● YOUR ASSIGNMENT: Could every line of the listing be output exactly, with the pictures skipped?
Content starts
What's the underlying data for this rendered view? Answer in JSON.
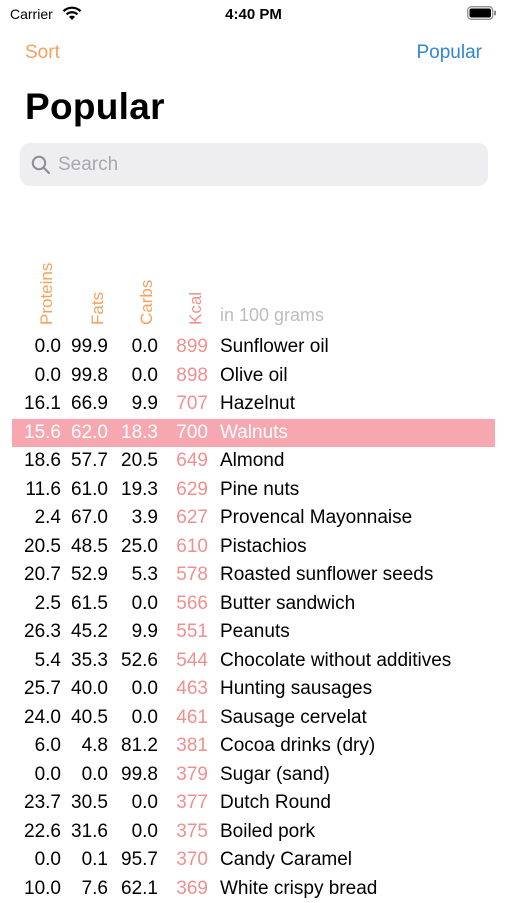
{
  "status_bar": {
    "carrier": "Carrier",
    "time": "4:40 PM"
  },
  "nav": {
    "left_button": "Sort",
    "right_button": "Popular"
  },
  "title": "Popular",
  "search": {
    "placeholder": "Search",
    "value": ""
  },
  "table": {
    "headers": {
      "proteins": "Proteins",
      "fats": "Fats",
      "carbs": "Carbs",
      "kcal": "Kcal",
      "unit_note": "in 100 grams"
    },
    "highlight_color": "#f6a7b0",
    "rows": [
      {
        "proteins": "0.0",
        "fats": "99.9",
        "carbs": "0.0",
        "kcal": "899",
        "name": "Sunflower oil"
      },
      {
        "proteins": "0.0",
        "fats": "99.8",
        "carbs": "0.0",
        "kcal": "898",
        "name": "Olive oil"
      },
      {
        "proteins": "16.1",
        "fats": "66.9",
        "carbs": "9.9",
        "kcal": "707",
        "name": "Hazelnut"
      },
      {
        "proteins": "15.6",
        "fats": "62.0",
        "carbs": "18.3",
        "kcal": "700",
        "name": "Walnuts",
        "highlighted": true
      },
      {
        "proteins": "18.6",
        "fats": "57.7",
        "carbs": "20.5",
        "kcal": "649",
        "name": "Almond"
      },
      {
        "proteins": "11.6",
        "fats": "61.0",
        "carbs": "19.3",
        "kcal": "629",
        "name": "Pine nuts"
      },
      {
        "proteins": "2.4",
        "fats": "67.0",
        "carbs": "3.9",
        "kcal": "627",
        "name": "Provencal Mayonnaise"
      },
      {
        "proteins": "20.5",
        "fats": "48.5",
        "carbs": "25.0",
        "kcal": "610",
        "name": "Pistachios"
      },
      {
        "proteins": "20.7",
        "fats": "52.9",
        "carbs": "5.3",
        "kcal": "578",
        "name": "Roasted sunflower seeds"
      },
      {
        "proteins": "2.5",
        "fats": "61.5",
        "carbs": "0.0",
        "kcal": "566",
        "name": "Butter sandwich"
      },
      {
        "proteins": "26.3",
        "fats": "45.2",
        "carbs": "9.9",
        "kcal": "551",
        "name": "Peanuts"
      },
      {
        "proteins": "5.4",
        "fats": "35.3",
        "carbs": "52.6",
        "kcal": "544",
        "name": "Chocolate without additives"
      },
      {
        "proteins": "25.7",
        "fats": "40.0",
        "carbs": "0.0",
        "kcal": "463",
        "name": "Hunting sausages"
      },
      {
        "proteins": "24.0",
        "fats": "40.5",
        "carbs": "0.0",
        "kcal": "461",
        "name": "Sausage cervelat"
      },
      {
        "proteins": "6.0",
        "fats": "4.8",
        "carbs": "81.2",
        "kcal": "381",
        "name": "Cocoa drinks (dry)"
      },
      {
        "proteins": "0.0",
        "fats": "0.0",
        "carbs": "99.8",
        "kcal": "379",
        "name": "Sugar (sand)"
      },
      {
        "proteins": "23.7",
        "fats": "30.5",
        "carbs": "0.0",
        "kcal": "377",
        "name": "Dutch Round"
      },
      {
        "proteins": "22.6",
        "fats": "31.6",
        "carbs": "0.0",
        "kcal": "375",
        "name": "Boiled pork"
      },
      {
        "proteins": "0.0",
        "fats": "0.1",
        "carbs": "95.7",
        "kcal": "370",
        "name": "Candy Caramel"
      },
      {
        "proteins": "10.0",
        "fats": "7.6",
        "carbs": "62.1",
        "kcal": "369",
        "name": "White crispy bread"
      }
    ]
  }
}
Content ends
● SOLUTION TO THIS TASK:
What's the underlying data for this rendered view? Answer in JSON.
{
  "status_bar": {
    "carrier": "Carrier",
    "time": "4:40 PM"
  },
  "nav": {
    "left_button": "Sort",
    "right_button": "Popular"
  },
  "title": "Popular",
  "search": {
    "placeholder": "Search",
    "value": ""
  },
  "table": {
    "headers": {
      "proteins": "Proteins",
      "fats": "Fats",
      "carbs": "Carbs",
      "kcal": "Kcal",
      "unit_note": "in 100 grams"
    },
    "highlight_color": "#f6a7b0",
    "rows": [
      {
        "proteins": "0.0",
        "fats": "99.9",
        "carbs": "0.0",
        "kcal": "899",
        "name": "Sunflower oil"
      },
      {
        "proteins": "0.0",
        "fats": "99.8",
        "carbs": "0.0",
        "kcal": "898",
        "name": "Olive oil"
      },
      {
        "proteins": "16.1",
        "fats": "66.9",
        "carbs": "9.9",
        "kcal": "707",
        "name": "Hazelnut"
      },
      {
        "proteins": "15.6",
        "fats": "62.0",
        "carbs": "18.3",
        "kcal": "700",
        "name": "Walnuts",
        "highlighted": true
      },
      {
        "proteins": "18.6",
        "fats": "57.7",
        "carbs": "20.5",
        "kcal": "649",
        "name": "Almond"
      },
      {
        "proteins": "11.6",
        "fats": "61.0",
        "carbs": "19.3",
        "kcal": "629",
        "name": "Pine nuts"
      },
      {
        "proteins": "2.4",
        "fats": "67.0",
        "carbs": "3.9",
        "kcal": "627",
        "name": "Provencal Mayonnaise"
      },
      {
        "proteins": "20.5",
        "fats": "48.5",
        "carbs": "25.0",
        "kcal": "610",
        "name": "Pistachios"
      },
      {
        "proteins": "20.7",
        "fats": "52.9",
        "carbs": "5.3",
        "kcal": "578",
        "name": "Roasted sunflower seeds"
      },
      {
        "proteins": "2.5",
        "fats": "61.5",
        "carbs": "0.0",
        "kcal": "566",
        "name": "Butter sandwich"
      },
      {
        "proteins": "26.3",
        "fats": "45.2",
        "carbs": "9.9",
        "kcal": "551",
        "name": "Peanuts"
      },
      {
        "proteins": "5.4",
        "fats": "35.3",
        "carbs": "52.6",
        "kcal": "544",
        "name": "Chocolate without additives"
      },
      {
        "proteins": "25.7",
        "fats": "40.0",
        "carbs": "0.0",
        "kcal": "463",
        "name": "Hunting sausages"
      },
      {
        "proteins": "24.0",
        "fats": "40.5",
        "carbs": "0.0",
        "kcal": "461",
        "name": "Sausage cervelat"
      },
      {
        "proteins": "6.0",
        "fats": "4.8",
        "carbs": "81.2",
        "kcal": "381",
        "name": "Cocoa drinks (dry)"
      },
      {
        "proteins": "0.0",
        "fats": "0.0",
        "carbs": "99.8",
        "kcal": "379",
        "name": "Sugar (sand)"
      },
      {
        "proteins": "23.7",
        "fats": "30.5",
        "carbs": "0.0",
        "kcal": "377",
        "name": "Dutch Round"
      },
      {
        "proteins": "22.6",
        "fats": "31.6",
        "carbs": "0.0",
        "kcal": "375",
        "name": "Boiled pork"
      },
      {
        "proteins": "0.0",
        "fats": "0.1",
        "carbs": "95.7",
        "kcal": "370",
        "name": "Candy Caramel"
      },
      {
        "proteins": "10.0",
        "fats": "7.6",
        "carbs": "62.1",
        "kcal": "369",
        "name": "White crispy bread"
      }
    ]
  }
}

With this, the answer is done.